### Instruction
Below are the records; collect from them each line containing the string "ylabel".

(Data items)
++++++

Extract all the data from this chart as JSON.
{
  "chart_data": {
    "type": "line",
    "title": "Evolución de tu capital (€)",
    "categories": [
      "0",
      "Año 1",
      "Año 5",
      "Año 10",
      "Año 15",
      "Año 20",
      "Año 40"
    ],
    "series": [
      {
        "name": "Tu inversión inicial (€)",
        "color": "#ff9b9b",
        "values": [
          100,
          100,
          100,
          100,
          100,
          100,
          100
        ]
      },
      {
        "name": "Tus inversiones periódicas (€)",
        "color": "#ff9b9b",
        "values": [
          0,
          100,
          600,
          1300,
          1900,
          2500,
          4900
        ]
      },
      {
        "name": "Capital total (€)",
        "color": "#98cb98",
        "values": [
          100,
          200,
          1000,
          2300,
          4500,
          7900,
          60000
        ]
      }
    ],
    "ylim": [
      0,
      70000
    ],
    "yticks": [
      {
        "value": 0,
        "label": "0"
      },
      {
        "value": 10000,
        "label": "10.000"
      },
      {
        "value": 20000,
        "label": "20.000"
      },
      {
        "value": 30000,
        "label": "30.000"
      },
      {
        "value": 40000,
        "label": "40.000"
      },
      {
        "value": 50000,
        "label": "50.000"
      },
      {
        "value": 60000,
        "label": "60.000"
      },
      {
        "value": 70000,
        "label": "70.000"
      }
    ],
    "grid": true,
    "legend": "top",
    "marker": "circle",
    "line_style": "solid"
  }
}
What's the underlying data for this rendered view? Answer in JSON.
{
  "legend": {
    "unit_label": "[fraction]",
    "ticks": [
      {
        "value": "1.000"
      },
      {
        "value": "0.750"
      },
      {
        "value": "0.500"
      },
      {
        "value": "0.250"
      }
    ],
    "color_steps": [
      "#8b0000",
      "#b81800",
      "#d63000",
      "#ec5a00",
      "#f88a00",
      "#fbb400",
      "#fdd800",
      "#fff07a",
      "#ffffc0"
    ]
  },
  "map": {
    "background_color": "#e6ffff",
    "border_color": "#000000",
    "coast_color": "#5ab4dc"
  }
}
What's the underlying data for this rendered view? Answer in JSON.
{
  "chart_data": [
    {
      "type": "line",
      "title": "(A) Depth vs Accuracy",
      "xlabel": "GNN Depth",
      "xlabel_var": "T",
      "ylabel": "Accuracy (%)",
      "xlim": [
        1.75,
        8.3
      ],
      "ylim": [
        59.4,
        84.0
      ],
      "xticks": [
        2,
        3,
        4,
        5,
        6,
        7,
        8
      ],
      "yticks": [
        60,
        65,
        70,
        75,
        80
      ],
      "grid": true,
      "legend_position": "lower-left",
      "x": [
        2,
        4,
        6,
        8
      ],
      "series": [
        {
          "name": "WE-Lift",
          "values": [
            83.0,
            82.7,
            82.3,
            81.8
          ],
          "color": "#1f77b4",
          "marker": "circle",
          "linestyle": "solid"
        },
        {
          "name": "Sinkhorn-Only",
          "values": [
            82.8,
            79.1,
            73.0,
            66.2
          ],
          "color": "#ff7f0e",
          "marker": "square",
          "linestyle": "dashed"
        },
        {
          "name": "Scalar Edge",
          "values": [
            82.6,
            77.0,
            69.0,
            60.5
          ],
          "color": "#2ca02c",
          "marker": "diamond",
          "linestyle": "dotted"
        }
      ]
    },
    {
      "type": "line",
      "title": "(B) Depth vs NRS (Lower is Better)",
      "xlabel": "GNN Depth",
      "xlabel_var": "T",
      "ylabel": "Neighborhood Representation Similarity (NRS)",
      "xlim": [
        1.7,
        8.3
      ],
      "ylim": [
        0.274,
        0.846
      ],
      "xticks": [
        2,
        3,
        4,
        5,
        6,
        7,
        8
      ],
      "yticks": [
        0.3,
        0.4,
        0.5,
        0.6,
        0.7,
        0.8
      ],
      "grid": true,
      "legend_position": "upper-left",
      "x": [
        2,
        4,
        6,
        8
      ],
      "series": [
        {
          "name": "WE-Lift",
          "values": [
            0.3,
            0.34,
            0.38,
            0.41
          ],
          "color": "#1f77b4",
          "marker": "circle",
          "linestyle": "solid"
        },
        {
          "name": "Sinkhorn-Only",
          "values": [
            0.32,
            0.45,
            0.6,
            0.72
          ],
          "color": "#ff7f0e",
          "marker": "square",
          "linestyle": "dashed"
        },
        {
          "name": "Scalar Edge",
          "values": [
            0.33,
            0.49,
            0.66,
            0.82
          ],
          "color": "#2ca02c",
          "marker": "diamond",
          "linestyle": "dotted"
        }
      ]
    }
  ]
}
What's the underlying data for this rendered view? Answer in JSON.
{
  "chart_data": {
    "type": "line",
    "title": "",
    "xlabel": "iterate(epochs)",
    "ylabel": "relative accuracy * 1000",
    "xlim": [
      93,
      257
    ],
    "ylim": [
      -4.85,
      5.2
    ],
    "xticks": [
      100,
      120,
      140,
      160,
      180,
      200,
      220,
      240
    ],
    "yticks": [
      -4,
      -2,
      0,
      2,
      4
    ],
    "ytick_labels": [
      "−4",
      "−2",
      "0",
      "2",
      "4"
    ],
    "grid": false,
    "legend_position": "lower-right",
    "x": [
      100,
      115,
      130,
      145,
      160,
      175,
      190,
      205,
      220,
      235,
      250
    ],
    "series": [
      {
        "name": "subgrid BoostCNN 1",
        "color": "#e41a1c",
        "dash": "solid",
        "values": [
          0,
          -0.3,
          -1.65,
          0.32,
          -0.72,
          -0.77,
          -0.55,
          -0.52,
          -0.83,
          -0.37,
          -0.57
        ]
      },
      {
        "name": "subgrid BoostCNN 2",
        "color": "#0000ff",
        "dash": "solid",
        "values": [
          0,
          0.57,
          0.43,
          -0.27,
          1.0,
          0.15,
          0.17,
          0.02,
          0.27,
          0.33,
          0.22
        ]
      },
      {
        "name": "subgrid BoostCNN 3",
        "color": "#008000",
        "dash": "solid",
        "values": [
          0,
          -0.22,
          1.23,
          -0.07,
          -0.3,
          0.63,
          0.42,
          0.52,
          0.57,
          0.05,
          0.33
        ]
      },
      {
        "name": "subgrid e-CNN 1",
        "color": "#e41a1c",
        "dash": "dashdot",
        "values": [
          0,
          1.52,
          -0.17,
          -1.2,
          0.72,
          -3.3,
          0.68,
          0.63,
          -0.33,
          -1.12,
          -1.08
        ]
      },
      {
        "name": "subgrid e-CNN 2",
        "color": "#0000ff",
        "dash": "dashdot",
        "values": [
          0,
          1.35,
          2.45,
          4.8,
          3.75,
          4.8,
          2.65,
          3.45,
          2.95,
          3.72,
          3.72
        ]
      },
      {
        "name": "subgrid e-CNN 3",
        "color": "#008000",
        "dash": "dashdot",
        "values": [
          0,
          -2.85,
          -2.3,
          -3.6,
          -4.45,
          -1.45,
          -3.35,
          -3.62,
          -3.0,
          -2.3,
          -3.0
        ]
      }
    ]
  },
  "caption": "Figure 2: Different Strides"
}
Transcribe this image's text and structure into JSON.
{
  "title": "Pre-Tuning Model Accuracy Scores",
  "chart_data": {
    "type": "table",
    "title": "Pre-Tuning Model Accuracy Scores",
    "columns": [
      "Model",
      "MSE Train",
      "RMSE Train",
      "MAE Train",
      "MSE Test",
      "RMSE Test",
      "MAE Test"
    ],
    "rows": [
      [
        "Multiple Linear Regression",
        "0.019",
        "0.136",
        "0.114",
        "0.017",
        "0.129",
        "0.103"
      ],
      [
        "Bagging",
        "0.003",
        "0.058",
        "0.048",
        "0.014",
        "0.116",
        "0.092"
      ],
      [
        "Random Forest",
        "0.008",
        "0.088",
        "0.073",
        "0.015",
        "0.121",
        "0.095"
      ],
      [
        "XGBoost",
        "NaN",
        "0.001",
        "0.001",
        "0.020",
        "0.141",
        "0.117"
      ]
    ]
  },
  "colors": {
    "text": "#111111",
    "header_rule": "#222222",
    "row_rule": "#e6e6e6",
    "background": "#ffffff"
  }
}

++++++

### Output below
      "ylabel": "Accuracy (%)",
      "ylabel": "Neighborhood Representation Similarity (NRS)",
    "ylabel": "relative accuracy * 1000",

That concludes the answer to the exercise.